**What the task asks**
Count lines holding the string "text" in the data that follows. Reply with one number only.

···

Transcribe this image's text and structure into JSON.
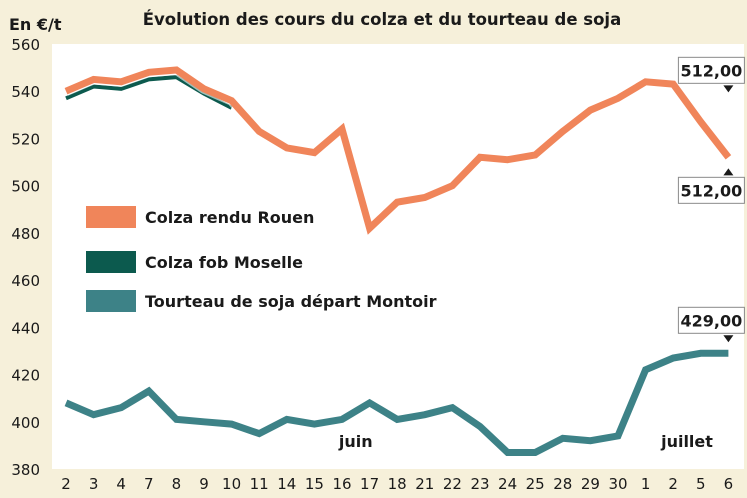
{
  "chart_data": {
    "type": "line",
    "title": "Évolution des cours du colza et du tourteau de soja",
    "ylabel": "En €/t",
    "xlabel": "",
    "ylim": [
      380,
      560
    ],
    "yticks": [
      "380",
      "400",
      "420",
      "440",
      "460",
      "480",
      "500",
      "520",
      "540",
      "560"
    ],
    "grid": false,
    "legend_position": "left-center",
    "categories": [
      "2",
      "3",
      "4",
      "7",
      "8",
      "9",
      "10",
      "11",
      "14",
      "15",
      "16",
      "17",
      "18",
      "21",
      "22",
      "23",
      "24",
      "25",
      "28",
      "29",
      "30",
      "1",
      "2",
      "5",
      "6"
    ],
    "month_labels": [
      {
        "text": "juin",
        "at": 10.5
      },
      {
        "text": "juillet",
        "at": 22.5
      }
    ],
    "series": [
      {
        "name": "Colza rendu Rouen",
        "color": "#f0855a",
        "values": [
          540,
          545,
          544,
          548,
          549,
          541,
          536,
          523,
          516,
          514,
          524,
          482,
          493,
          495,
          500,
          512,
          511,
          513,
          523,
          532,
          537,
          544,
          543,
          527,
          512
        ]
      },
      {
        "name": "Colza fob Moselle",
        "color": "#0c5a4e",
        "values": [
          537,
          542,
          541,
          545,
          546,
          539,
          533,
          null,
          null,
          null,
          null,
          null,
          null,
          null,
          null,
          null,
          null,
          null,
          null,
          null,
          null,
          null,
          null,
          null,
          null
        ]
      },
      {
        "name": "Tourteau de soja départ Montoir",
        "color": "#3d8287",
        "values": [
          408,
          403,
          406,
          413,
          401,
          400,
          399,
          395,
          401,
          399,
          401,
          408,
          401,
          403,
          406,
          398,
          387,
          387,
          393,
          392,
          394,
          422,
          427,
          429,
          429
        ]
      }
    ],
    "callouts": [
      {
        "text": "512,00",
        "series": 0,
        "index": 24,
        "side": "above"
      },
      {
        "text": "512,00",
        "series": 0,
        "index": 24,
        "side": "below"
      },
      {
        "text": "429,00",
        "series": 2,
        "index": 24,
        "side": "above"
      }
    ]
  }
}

···

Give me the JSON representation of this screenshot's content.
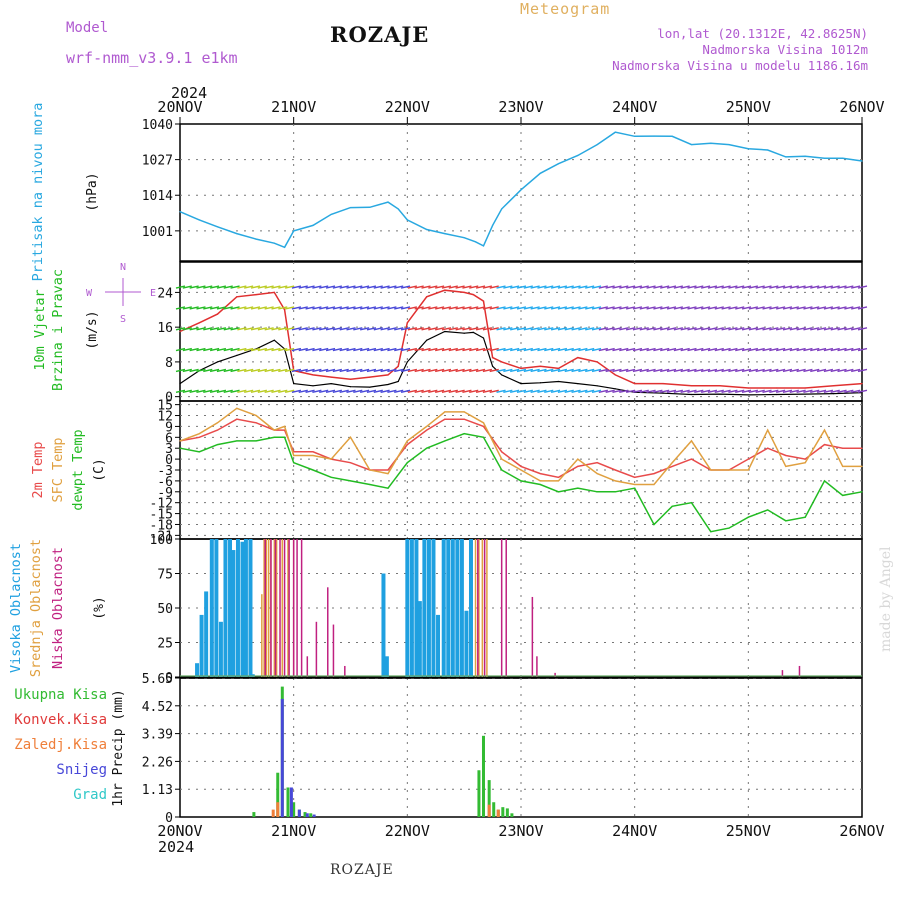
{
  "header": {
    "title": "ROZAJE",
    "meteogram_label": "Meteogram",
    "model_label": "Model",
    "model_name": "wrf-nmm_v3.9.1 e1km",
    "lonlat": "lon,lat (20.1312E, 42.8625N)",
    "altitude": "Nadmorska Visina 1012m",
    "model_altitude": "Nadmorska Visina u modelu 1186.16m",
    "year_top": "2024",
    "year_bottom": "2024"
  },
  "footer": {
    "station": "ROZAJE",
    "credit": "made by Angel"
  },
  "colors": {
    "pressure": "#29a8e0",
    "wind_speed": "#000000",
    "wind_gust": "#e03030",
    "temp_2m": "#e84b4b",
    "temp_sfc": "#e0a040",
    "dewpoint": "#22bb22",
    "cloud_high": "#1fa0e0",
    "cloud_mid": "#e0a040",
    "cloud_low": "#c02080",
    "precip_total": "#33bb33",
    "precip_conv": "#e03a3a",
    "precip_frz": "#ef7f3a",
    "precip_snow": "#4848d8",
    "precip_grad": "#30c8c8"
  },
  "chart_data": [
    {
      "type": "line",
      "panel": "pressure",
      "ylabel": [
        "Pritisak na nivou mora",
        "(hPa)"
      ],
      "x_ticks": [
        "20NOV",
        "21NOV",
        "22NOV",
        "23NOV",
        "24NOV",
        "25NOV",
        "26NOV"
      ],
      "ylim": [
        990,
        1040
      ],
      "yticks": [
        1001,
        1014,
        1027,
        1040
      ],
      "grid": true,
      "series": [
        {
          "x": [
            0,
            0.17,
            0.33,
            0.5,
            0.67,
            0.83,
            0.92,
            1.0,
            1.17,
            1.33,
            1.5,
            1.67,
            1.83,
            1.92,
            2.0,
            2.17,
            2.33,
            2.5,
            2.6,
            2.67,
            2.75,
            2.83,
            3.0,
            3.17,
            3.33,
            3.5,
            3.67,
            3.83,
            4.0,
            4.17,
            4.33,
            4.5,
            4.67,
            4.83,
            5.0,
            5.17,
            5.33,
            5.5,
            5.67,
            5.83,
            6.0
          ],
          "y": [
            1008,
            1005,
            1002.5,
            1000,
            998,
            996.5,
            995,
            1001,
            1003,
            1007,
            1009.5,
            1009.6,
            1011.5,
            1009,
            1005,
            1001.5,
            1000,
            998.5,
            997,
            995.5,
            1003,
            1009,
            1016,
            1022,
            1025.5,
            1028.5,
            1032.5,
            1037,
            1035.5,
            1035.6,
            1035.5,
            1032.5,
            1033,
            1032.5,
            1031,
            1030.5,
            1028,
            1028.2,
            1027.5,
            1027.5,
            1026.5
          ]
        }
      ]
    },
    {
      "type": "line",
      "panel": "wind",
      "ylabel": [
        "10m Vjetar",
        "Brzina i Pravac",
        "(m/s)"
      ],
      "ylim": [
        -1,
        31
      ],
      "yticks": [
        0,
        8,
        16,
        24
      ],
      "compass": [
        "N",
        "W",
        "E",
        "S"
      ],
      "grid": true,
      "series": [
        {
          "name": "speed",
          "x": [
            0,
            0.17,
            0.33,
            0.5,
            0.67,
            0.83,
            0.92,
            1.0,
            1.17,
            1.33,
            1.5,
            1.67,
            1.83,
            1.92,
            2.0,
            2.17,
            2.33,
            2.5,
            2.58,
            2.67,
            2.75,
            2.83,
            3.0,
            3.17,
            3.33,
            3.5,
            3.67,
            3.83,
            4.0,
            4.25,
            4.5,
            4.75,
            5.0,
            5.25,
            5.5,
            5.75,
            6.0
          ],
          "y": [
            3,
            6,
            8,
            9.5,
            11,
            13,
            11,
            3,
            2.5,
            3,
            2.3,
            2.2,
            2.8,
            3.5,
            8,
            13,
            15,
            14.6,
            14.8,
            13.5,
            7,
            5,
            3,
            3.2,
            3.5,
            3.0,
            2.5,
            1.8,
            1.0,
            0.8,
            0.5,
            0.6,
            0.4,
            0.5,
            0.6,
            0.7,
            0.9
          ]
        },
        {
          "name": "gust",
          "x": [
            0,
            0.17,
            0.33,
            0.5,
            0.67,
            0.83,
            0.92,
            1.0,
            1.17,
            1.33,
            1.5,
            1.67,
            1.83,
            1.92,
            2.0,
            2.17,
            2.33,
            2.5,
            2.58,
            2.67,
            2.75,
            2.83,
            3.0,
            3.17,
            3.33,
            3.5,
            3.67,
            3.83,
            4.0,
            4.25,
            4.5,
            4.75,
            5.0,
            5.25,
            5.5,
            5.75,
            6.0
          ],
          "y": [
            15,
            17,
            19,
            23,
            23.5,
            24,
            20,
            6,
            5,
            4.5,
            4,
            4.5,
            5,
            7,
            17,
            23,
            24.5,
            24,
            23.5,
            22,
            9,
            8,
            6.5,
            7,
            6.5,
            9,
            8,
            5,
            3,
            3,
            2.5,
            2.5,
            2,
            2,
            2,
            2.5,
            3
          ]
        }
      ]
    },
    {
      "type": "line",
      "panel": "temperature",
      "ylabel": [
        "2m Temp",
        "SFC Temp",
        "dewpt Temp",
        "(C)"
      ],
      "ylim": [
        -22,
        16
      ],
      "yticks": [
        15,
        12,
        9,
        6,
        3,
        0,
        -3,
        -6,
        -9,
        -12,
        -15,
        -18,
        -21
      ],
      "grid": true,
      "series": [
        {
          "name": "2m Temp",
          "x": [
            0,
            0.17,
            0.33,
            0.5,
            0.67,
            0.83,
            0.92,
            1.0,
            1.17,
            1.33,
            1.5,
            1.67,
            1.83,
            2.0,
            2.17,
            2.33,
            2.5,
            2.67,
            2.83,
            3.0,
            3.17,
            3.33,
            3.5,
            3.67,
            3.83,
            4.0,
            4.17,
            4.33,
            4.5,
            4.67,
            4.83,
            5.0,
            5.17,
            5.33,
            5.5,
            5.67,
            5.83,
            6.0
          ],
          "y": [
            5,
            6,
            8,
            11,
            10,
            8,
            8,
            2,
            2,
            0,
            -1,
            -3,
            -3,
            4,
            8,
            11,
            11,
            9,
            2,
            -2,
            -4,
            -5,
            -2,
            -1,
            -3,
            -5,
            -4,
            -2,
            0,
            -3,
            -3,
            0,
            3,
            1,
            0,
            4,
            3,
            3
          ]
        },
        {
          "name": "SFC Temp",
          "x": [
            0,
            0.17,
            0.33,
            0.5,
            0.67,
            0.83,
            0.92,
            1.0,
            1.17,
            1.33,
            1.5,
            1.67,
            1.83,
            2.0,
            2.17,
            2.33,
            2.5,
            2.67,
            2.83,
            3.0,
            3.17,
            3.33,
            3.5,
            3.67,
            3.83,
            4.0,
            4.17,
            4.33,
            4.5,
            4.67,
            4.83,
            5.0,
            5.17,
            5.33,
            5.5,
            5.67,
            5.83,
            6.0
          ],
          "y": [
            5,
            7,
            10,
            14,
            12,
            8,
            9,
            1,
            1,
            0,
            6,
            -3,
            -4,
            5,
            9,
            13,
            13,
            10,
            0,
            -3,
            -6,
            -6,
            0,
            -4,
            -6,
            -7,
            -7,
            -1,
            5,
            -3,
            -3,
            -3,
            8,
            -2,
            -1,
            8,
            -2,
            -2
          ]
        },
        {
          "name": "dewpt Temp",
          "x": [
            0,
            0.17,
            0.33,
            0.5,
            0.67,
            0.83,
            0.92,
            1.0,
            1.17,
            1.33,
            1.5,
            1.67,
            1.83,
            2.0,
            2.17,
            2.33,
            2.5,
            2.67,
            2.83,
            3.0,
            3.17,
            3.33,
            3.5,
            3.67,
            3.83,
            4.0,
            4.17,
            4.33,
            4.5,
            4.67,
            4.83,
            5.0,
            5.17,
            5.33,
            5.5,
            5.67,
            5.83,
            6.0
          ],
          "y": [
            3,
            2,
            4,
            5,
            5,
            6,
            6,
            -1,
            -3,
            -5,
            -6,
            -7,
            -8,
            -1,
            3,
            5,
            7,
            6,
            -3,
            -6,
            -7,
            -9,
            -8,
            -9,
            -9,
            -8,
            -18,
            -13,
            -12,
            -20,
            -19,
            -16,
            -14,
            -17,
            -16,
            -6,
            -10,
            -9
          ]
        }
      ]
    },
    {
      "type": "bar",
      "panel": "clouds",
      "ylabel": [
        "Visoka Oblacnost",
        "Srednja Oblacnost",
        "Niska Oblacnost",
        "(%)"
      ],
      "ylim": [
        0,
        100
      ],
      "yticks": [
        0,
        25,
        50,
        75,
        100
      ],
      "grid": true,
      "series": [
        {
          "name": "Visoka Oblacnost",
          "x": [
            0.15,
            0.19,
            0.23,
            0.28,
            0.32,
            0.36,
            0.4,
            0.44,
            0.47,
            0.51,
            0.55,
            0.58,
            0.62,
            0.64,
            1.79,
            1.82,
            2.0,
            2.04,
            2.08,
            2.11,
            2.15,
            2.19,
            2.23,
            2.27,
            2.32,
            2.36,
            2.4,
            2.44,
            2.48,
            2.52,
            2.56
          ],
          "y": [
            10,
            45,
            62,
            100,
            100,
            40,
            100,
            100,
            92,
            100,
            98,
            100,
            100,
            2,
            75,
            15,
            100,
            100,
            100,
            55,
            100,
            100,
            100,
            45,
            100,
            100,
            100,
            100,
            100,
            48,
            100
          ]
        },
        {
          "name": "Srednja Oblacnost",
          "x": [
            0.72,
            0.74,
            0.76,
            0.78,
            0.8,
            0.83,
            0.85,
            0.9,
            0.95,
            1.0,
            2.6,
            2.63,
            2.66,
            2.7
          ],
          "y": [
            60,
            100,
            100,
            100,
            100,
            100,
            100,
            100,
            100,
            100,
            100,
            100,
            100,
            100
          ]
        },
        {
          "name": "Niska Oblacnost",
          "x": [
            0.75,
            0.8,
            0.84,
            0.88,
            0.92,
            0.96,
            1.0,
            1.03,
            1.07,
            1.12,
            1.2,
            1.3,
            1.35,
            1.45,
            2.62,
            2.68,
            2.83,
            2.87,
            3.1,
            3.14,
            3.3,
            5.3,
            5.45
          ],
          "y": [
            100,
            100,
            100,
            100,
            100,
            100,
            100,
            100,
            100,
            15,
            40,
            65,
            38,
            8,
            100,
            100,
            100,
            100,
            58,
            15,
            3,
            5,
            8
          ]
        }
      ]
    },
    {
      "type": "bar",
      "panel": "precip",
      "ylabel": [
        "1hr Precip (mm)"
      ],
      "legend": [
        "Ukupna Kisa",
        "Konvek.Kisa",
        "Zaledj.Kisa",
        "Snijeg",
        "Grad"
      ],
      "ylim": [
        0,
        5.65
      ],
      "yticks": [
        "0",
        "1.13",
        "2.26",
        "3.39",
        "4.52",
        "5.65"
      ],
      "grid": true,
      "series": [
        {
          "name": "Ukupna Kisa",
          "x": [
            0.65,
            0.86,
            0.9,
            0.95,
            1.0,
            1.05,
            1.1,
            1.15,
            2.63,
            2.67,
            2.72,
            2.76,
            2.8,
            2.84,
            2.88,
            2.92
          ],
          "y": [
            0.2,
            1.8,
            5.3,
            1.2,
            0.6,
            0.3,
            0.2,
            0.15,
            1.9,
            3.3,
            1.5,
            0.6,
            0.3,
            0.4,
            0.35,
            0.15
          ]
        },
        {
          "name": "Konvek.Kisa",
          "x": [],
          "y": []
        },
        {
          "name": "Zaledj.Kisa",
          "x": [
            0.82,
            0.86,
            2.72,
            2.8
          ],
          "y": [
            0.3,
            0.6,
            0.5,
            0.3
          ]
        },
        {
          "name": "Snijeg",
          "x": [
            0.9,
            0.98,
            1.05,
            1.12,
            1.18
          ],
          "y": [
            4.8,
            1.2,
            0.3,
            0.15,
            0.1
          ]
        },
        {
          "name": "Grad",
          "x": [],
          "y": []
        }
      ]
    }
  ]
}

···

**Answer to this task**
6